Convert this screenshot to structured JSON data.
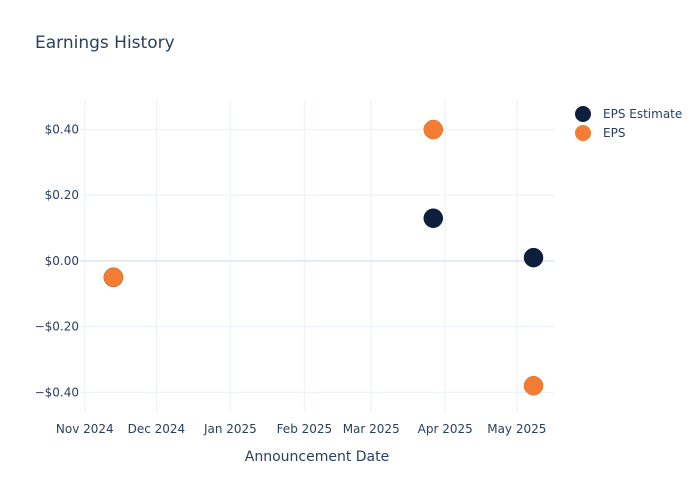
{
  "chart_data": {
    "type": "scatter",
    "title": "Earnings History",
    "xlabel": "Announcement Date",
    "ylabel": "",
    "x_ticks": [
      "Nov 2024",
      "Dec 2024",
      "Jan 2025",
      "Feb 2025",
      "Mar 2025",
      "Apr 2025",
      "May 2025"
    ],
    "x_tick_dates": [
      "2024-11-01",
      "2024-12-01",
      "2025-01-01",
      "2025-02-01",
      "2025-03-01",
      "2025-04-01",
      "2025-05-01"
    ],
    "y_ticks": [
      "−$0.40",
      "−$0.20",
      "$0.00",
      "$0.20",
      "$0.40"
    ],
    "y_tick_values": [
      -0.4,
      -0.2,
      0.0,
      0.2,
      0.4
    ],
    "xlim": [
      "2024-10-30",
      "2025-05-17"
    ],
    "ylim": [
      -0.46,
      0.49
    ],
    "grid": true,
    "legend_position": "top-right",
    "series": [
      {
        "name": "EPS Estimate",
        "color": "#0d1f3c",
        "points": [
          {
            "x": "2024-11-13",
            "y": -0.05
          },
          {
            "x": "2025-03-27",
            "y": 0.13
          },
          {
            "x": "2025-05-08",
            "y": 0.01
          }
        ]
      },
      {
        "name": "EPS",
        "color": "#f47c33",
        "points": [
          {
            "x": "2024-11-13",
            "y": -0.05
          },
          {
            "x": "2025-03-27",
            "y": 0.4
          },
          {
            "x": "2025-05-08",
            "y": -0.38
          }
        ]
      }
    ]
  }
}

++++++++++++++++++++

(Aim of the task)
Give back each entry exactly as it appears, with no pictures.

(Output)
Convert this screenshot to structured JSON data.
{
  "chart_data": {
    "type": "scatter",
    "title": "Earnings History",
    "xlabel": "Announcement Date",
    "ylabel": "",
    "x_ticks": [
      "Nov 2024",
      "Dec 2024",
      "Jan 2025",
      "Feb 2025",
      "Mar 2025",
      "Apr 2025",
      "May 2025"
    ],
    "x_tick_dates": [
      "2024-11-01",
      "2024-12-01",
      "2025-01-01",
      "2025-02-01",
      "2025-03-01",
      "2025-04-01",
      "2025-05-01"
    ],
    "y_ticks": [
      "−$0.40",
      "−$0.20",
      "$0.00",
      "$0.20",
      "$0.40"
    ],
    "y_tick_values": [
      -0.4,
      -0.2,
      0.0,
      0.2,
      0.4
    ],
    "xlim": [
      "2024-10-30",
      "2025-05-17"
    ],
    "ylim": [
      -0.46,
      0.49
    ],
    "grid": true,
    "legend_position": "top-right",
    "series": [
      {
        "name": "EPS Estimate",
        "color": "#0d1f3c",
        "points": [
          {
            "x": "2024-11-13",
            "y": -0.05
          },
          {
            "x": "2025-03-27",
            "y": 0.13
          },
          {
            "x": "2025-05-08",
            "y": 0.01
          }
        ]
      },
      {
        "name": "EPS",
        "color": "#f47c33",
        "points": [
          {
            "x": "2024-11-13",
            "y": -0.05
          },
          {
            "x": "2025-03-27",
            "y": 0.4
          },
          {
            "x": "2025-05-08",
            "y": -0.38
          }
        ]
      }
    ]
  }
}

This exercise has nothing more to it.